Element and region listings:
* * *

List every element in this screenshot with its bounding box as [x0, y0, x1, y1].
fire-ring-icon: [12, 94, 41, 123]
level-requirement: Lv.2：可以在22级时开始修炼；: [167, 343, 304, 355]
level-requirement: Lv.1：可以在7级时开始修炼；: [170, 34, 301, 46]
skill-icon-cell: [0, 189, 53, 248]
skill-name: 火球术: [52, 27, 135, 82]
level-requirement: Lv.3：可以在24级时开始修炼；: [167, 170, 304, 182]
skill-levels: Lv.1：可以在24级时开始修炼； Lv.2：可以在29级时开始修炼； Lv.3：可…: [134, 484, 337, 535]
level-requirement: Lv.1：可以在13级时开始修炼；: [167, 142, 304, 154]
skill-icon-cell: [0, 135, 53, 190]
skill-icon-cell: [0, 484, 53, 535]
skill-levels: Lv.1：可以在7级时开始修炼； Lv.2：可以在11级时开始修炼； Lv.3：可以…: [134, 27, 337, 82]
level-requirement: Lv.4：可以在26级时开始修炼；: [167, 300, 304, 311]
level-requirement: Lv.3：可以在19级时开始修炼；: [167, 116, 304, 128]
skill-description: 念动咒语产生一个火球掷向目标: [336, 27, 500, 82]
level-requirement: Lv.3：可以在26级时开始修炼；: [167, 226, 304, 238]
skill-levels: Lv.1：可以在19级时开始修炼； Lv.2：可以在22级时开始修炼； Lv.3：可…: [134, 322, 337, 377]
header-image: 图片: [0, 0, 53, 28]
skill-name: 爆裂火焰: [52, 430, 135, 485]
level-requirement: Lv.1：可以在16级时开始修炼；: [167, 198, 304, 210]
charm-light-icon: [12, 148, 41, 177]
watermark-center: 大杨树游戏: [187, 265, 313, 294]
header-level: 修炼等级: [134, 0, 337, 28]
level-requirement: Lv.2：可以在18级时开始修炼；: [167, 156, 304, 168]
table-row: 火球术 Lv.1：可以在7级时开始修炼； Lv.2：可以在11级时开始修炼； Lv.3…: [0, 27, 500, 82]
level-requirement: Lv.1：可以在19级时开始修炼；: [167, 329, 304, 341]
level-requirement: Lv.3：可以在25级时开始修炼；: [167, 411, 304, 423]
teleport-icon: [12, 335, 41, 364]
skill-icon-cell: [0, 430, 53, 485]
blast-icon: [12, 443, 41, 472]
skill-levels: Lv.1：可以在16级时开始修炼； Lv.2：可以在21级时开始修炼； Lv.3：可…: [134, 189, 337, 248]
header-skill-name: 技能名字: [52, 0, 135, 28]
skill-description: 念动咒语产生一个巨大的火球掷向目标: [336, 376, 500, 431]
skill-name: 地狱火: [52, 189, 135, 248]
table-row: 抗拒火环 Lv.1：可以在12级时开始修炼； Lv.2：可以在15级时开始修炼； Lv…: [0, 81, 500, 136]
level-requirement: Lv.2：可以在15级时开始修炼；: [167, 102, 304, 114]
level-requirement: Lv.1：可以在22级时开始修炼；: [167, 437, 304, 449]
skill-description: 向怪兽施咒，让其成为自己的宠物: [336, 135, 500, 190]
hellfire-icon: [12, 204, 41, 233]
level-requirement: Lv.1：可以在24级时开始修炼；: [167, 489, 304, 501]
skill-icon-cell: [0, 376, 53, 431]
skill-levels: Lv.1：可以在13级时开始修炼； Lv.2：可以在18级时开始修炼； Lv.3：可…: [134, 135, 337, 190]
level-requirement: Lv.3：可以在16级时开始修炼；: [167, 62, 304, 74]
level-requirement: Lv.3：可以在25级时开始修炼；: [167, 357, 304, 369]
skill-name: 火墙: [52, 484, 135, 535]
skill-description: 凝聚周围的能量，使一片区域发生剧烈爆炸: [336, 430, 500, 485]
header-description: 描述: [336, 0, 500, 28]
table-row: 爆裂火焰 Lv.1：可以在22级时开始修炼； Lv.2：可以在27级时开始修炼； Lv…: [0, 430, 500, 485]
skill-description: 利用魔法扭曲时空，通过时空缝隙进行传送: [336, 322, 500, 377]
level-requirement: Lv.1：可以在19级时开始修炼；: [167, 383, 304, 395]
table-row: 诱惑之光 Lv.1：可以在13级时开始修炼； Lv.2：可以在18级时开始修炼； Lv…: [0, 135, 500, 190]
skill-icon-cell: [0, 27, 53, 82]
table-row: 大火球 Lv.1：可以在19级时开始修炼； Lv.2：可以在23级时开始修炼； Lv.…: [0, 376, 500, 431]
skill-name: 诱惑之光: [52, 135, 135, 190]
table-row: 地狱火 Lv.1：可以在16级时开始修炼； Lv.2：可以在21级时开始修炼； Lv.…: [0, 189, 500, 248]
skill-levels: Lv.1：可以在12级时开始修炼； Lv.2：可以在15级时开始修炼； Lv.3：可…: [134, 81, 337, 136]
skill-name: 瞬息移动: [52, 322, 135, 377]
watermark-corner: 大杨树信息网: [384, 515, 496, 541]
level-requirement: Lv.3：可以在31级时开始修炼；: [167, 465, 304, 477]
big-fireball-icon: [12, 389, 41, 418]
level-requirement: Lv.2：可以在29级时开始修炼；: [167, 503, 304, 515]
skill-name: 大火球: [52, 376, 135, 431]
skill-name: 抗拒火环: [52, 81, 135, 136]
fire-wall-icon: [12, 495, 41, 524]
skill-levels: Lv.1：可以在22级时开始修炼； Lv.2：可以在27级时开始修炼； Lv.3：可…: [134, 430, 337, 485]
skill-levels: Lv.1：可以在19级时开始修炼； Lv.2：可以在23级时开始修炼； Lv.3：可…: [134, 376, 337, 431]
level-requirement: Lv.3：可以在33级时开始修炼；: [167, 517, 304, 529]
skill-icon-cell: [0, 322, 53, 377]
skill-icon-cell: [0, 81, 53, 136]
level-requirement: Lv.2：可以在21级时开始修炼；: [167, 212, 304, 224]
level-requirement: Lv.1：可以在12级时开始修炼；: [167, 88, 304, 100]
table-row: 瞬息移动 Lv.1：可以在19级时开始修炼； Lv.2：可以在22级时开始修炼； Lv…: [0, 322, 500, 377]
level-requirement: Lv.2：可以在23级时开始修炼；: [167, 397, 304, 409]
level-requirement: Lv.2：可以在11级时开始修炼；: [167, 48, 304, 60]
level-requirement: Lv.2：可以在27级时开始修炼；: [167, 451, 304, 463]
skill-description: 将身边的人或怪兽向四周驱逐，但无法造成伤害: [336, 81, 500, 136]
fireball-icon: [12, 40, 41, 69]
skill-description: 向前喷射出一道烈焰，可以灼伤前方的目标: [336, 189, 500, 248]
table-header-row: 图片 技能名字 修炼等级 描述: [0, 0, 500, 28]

* * *

The exercise: Write out every line of the records above word for word, with no changes.

Task solution:
List every element in this screenshot with its bounding box as [x0, y0, x1, y1].
fire-ring-icon: [12, 94, 41, 123]
level-requirement: Lv.2：可以在22级时开始修炼；: [167, 343, 304, 355]
level-requirement: Lv.1：可以在7级时开始修炼；: [170, 34, 301, 46]
skill-icon-cell: [0, 189, 53, 248]
skill-name: 火球术: [52, 27, 135, 82]
level-requirement: Lv.3：可以在24级时开始修炼；: [167, 170, 304, 182]
skill-levels: Lv.1：可以在24级时开始修炼； Lv.2：可以在29级时开始修炼； Lv.3：可…: [134, 484, 337, 535]
level-requirement: Lv.1：可以在13级时开始修炼；: [167, 142, 304, 154]
skill-icon-cell: [0, 135, 53, 190]
skill-icon-cell: [0, 484, 53, 535]
skill-levels: Lv.1：可以在7级时开始修炼； Lv.2：可以在11级时开始修炼； Lv.3：可以…: [134, 27, 337, 82]
level-requirement: Lv.4：可以在26级时开始修炼；: [167, 300, 304, 311]
level-requirement: Lv.3：可以在19级时开始修炼；: [167, 116, 304, 128]
skill-description: 念动咒语产生一个火球掷向目标: [336, 27, 500, 82]
level-requirement: Lv.3：可以在26级时开始修炼；: [167, 226, 304, 238]
skill-levels: Lv.1：可以在19级时开始修炼； Lv.2：可以在22级时开始修炼； Lv.3：可…: [134, 322, 337, 377]
header-image: 图片: [0, 0, 53, 28]
skill-name: 爆裂火焰: [52, 430, 135, 485]
level-requirement: Lv.1：可以在16级时开始修炼；: [167, 198, 304, 210]
charm-light-icon: [12, 148, 41, 177]
watermark-center: 大杨树游戏: [187, 265, 313, 294]
header-level: 修炼等级: [134, 0, 337, 28]
level-requirement: Lv.2：可以在18级时开始修炼；: [167, 156, 304, 168]
table-row: 火球术 Lv.1：可以在7级时开始修炼； Lv.2：可以在11级时开始修炼； Lv.3…: [0, 27, 500, 82]
level-requirement: Lv.1：可以在19级时开始修炼；: [167, 329, 304, 341]
level-requirement: Lv.3：可以在25级时开始修炼；: [167, 411, 304, 423]
teleport-icon: [12, 335, 41, 364]
skill-icon-cell: [0, 430, 53, 485]
blast-icon: [12, 443, 41, 472]
skill-levels: Lv.1：可以在16级时开始修炼； Lv.2：可以在21级时开始修炼； Lv.3：可…: [134, 189, 337, 248]
header-skill-name: 技能名字: [52, 0, 135, 28]
skill-description: 念动咒语产生一个巨大的火球掷向目标: [336, 376, 500, 431]
skill-name: 地狱火: [52, 189, 135, 248]
table-row: 抗拒火环 Lv.1：可以在12级时开始修炼； Lv.2：可以在15级时开始修炼； Lv…: [0, 81, 500, 136]
level-requirement: Lv.2：可以在15级时开始修炼；: [167, 102, 304, 114]
level-requirement: Lv.1：可以在22级时开始修炼；: [167, 437, 304, 449]
skill-description: 向怪兽施咒，让其成为自己的宠物: [336, 135, 500, 190]
hellfire-icon: [12, 204, 41, 233]
level-requirement: Lv.1：可以在24级时开始修炼；: [167, 489, 304, 501]
skill-icon-cell: [0, 376, 53, 431]
skill-levels: Lv.1：可以在13级时开始修炼； Lv.2：可以在18级时开始修炼； Lv.3：可…: [134, 135, 337, 190]
level-requirement: Lv.3：可以在16级时开始修炼；: [167, 62, 304, 74]
level-requirement: Lv.3：可以在25级时开始修炼；: [167, 357, 304, 369]
skill-name: 火墙: [52, 484, 135, 535]
skill-description: 凝聚周围的能量，使一片区域发生剧烈爆炸: [336, 430, 500, 485]
header-description: 描述: [336, 0, 500, 28]
table-row: 爆裂火焰 Lv.1：可以在22级时开始修炼； Lv.2：可以在27级时开始修炼； Lv…: [0, 430, 500, 485]
skill-description: 利用魔法扭曲时空，通过时空缝隙进行传送: [336, 322, 500, 377]
level-requirement: Lv.1：可以在19级时开始修炼；: [167, 383, 304, 395]
table-row: 诱惑之光 Lv.1：可以在13级时开始修炼； Lv.2：可以在18级时开始修炼； Lv…: [0, 135, 500, 190]
skill-icon-cell: [0, 27, 53, 82]
table-row: 大火球 Lv.1：可以在19级时开始修炼； Lv.2：可以在23级时开始修炼； Lv.…: [0, 376, 500, 431]
skill-name: 诱惑之光: [52, 135, 135, 190]
table-row: 地狱火 Lv.1：可以在16级时开始修炼； Lv.2：可以在21级时开始修炼； Lv.…: [0, 189, 500, 248]
skill-levels: Lv.1：可以在12级时开始修炼； Lv.2：可以在15级时开始修炼； Lv.3：可…: [134, 81, 337, 136]
skill-name: 瞬息移动: [52, 322, 135, 377]
watermark-corner: 大杨树信息网: [384, 515, 496, 541]
level-requirement: Lv.3：可以在31级时开始修炼；: [167, 465, 304, 477]
big-fireball-icon: [12, 389, 41, 418]
level-requirement: Lv.2：可以在29级时开始修炼；: [167, 503, 304, 515]
skill-name: 大火球: [52, 376, 135, 431]
skill-name: 抗拒火环: [52, 81, 135, 136]
fire-wall-icon: [12, 495, 41, 524]
skill-levels: Lv.1：可以在22级时开始修炼； Lv.2：可以在27级时开始修炼； Lv.3：可…: [134, 430, 337, 485]
skill-levels: Lv.1：可以在19级时开始修炼； Lv.2：可以在23级时开始修炼； Lv.3：可…: [134, 376, 337, 431]
level-requirement: Lv.3：可以在33级时开始修炼；: [167, 517, 304, 529]
skill-icon-cell: [0, 322, 53, 377]
skill-icon-cell: [0, 81, 53, 136]
level-requirement: Lv.2：可以在21级时开始修炼；: [167, 212, 304, 224]
level-requirement: Lv.1：可以在12级时开始修炼；: [167, 88, 304, 100]
table-row: 瞬息移动 Lv.1：可以在19级时开始修炼； Lv.2：可以在22级时开始修炼； Lv…: [0, 322, 500, 377]
level-requirement: Lv.2：可以在23级时开始修炼；: [167, 397, 304, 409]
level-requirement: Lv.2：可以在11级时开始修炼；: [167, 48, 304, 60]
level-requirement: Lv.2：可以在27级时开始修炼；: [167, 451, 304, 463]
skill-description: 将身边的人或怪兽向四周驱逐，但无法造成伤害: [336, 81, 500, 136]
fireball-icon: [12, 40, 41, 69]
skill-description: 向前喷射出一道烈焰，可以灼伤前方的目标: [336, 189, 500, 248]
table-header-row: 图片 技能名字 修炼等级 描述: [0, 0, 500, 28]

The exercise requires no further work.